## Figure collection entries:
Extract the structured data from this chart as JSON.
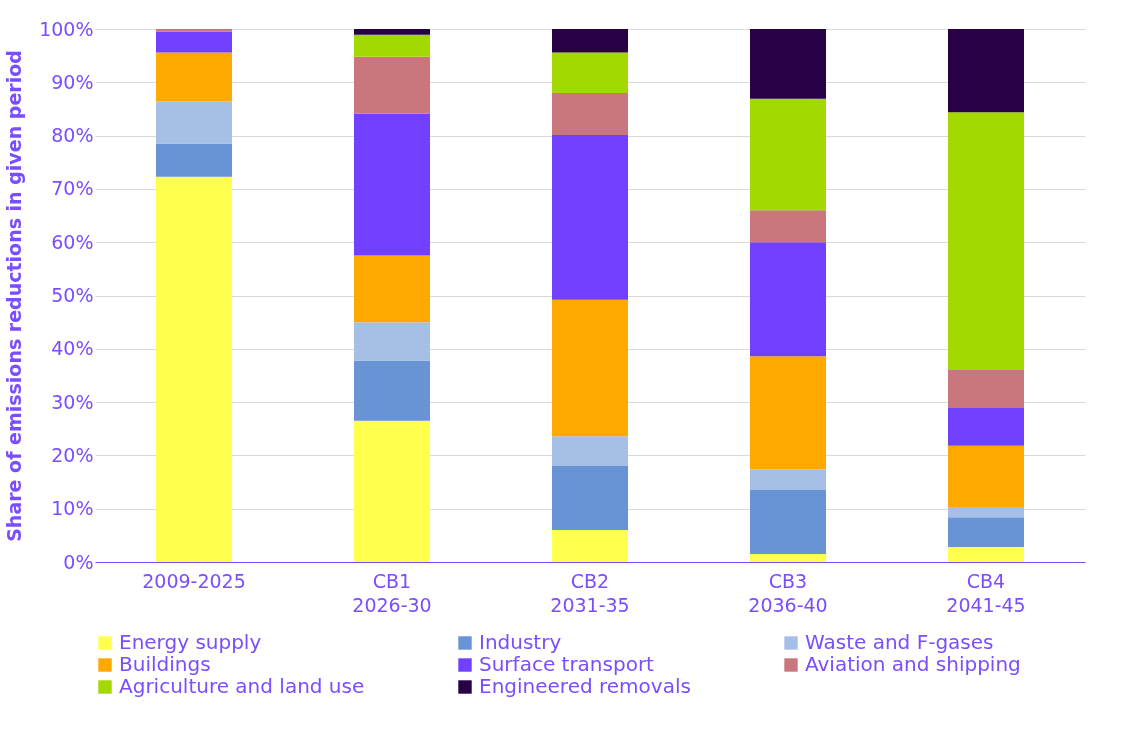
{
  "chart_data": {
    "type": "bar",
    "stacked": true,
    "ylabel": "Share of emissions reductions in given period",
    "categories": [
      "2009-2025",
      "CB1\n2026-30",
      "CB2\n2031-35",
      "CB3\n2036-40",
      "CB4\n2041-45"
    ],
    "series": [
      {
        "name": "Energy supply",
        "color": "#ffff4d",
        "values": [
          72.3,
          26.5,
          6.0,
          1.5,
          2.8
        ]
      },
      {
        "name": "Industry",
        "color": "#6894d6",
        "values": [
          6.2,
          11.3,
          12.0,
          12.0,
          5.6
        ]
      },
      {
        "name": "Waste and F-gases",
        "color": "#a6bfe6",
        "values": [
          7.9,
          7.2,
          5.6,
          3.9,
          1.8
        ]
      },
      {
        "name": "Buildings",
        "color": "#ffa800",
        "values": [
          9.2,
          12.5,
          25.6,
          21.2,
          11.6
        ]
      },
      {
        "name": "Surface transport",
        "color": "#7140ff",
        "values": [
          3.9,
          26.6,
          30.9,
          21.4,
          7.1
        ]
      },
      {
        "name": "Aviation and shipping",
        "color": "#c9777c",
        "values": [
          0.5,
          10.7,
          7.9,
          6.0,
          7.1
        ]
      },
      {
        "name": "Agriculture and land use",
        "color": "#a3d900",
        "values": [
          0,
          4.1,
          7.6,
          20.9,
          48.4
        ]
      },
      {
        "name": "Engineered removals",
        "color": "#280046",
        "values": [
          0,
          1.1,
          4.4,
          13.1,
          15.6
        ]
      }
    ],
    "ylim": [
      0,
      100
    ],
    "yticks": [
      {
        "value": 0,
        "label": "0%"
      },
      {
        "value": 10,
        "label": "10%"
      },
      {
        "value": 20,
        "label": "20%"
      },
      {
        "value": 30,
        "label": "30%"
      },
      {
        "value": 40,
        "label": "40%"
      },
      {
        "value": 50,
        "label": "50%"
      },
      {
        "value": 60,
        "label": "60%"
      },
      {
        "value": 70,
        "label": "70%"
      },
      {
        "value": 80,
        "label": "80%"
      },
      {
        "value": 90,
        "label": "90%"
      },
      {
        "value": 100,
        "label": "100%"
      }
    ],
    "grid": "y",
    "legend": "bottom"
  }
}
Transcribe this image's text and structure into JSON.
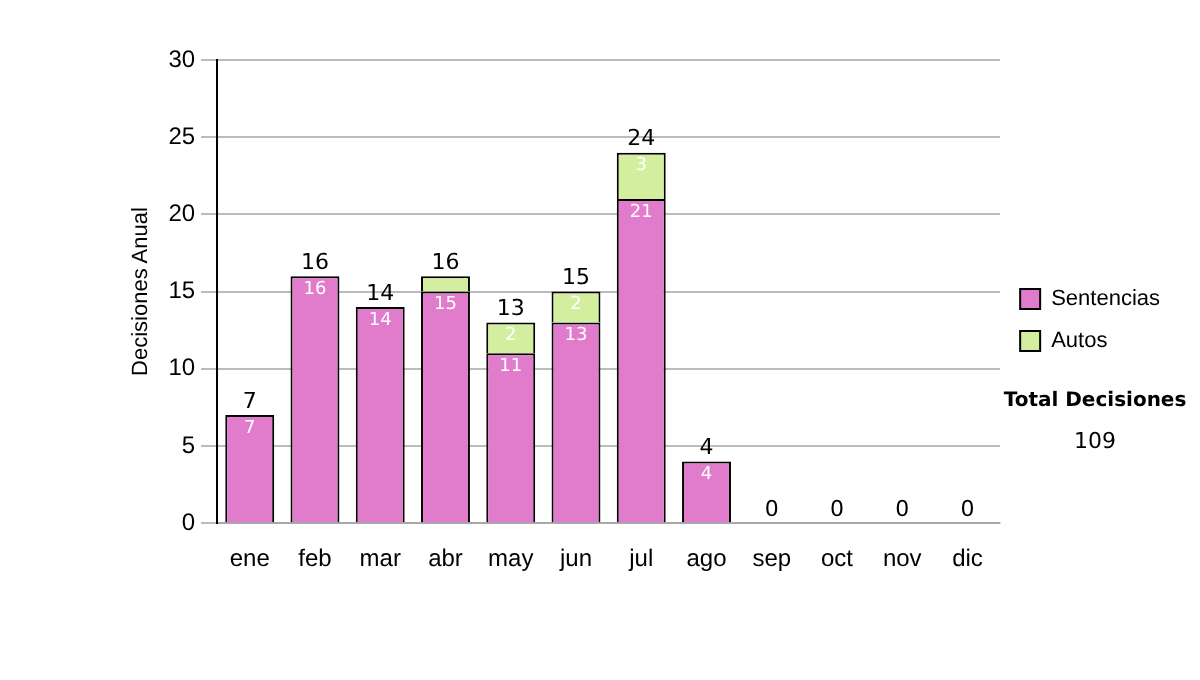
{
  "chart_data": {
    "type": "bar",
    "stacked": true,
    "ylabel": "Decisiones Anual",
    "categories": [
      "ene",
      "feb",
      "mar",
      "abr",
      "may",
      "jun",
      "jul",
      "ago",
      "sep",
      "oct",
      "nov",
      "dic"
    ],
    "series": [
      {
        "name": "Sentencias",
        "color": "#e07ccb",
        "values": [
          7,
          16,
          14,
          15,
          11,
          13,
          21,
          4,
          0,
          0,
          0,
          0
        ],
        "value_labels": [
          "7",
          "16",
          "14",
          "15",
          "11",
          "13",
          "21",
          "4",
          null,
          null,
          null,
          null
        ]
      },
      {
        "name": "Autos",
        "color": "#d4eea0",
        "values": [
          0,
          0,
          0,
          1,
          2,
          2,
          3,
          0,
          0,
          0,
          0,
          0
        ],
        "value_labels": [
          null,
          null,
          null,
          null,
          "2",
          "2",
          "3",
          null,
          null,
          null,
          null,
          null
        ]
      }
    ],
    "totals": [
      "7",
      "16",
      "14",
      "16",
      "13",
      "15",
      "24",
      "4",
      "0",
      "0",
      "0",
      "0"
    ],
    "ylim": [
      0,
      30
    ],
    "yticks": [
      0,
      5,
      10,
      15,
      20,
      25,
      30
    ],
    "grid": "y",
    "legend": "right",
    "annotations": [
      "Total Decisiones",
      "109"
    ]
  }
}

## Task to carry out:
Pictures are to be left out; the records above must be repeated word for word.

## Final result:
Extract the structured data from this chart as JSON.
{
  "chart_data": {
    "type": "bar",
    "stacked": true,
    "ylabel": "Share of emissions reductions in given period",
    "categories": [
      "2009-2025",
      "CB1\n2026-30",
      "CB2\n2031-35",
      "CB3\n2036-40",
      "CB4\n2041-45"
    ],
    "series": [
      {
        "name": "Energy supply",
        "color": "#ffff4d",
        "values": [
          72.3,
          26.5,
          6.0,
          1.5,
          2.8
        ]
      },
      {
        "name": "Industry",
        "color": "#6894d6",
        "values": [
          6.2,
          11.3,
          12.0,
          12.0,
          5.6
        ]
      },
      {
        "name": "Waste and F-gases",
        "color": "#a6bfe6",
        "values": [
          7.9,
          7.2,
          5.6,
          3.9,
          1.8
        ]
      },
      {
        "name": "Buildings",
        "color": "#ffa800",
        "values": [
          9.2,
          12.5,
          25.6,
          21.2,
          11.6
        ]
      },
      {
        "name": "Surface transport",
        "color": "#7140ff",
        "values": [
          3.9,
          26.6,
          30.9,
          21.4,
          7.1
        ]
      },
      {
        "name": "Aviation and shipping",
        "color": "#c9777c",
        "values": [
          0.5,
          10.7,
          7.9,
          6.0,
          7.1
        ]
      },
      {
        "name": "Agriculture and land use",
        "color": "#a3d900",
        "values": [
          0,
          4.1,
          7.6,
          20.9,
          48.4
        ]
      },
      {
        "name": "Engineered removals",
        "color": "#280046",
        "values": [
          0,
          1.1,
          4.4,
          13.1,
          15.6
        ]
      }
    ],
    "ylim": [
      0,
      100
    ],
    "yticks": [
      {
        "value": 0,
        "label": "0%"
      },
      {
        "value": 10,
        "label": "10%"
      },
      {
        "value": 20,
        "label": "20%"
      },
      {
        "value": 30,
        "label": "30%"
      },
      {
        "value": 40,
        "label": "40%"
      },
      {
        "value": 50,
        "label": "50%"
      },
      {
        "value": 60,
        "label": "60%"
      },
      {
        "value": 70,
        "label": "70%"
      },
      {
        "value": 80,
        "label": "80%"
      },
      {
        "value": 90,
        "label": "90%"
      },
      {
        "value": 100,
        "label": "100%"
      }
    ],
    "grid": "y",
    "legend": "bottom"
  }
}
Transcribe this image's text and structure into JSON.
{
  "chart_data": {
    "type": "bar",
    "stacked": true,
    "ylabel": "Decisiones Anual",
    "categories": [
      "ene",
      "feb",
      "mar",
      "abr",
      "may",
      "jun",
      "jul",
      "ago",
      "sep",
      "oct",
      "nov",
      "dic"
    ],
    "series": [
      {
        "name": "Sentencias",
        "color": "#e07ccb",
        "values": [
          7,
          16,
          14,
          15,
          11,
          13,
          21,
          4,
          0,
          0,
          0,
          0
        ],
        "value_labels": [
          "7",
          "16",
          "14",
          "15",
          "11",
          "13",
          "21",
          "4",
          null,
          null,
          null,
          null
        ]
      },
      {
        "name": "Autos",
        "color": "#d4eea0",
        "values": [
          0,
          0,
          0,
          1,
          2,
          2,
          3,
          0,
          0,
          0,
          0,
          0
        ],
        "value_labels": [
          null,
          null,
          null,
          null,
          "2",
          "2",
          "3",
          null,
          null,
          null,
          null,
          null
        ]
      }
    ],
    "totals": [
      "7",
      "16",
      "14",
      "16",
      "13",
      "15",
      "24",
      "4",
      "0",
      "0",
      "0",
      "0"
    ],
    "ylim": [
      0,
      30
    ],
    "yticks": [
      0,
      5,
      10,
      15,
      20,
      25,
      30
    ],
    "grid": "y",
    "legend": "right",
    "annotations": [
      "Total Decisiones",
      "109"
    ]
  }
}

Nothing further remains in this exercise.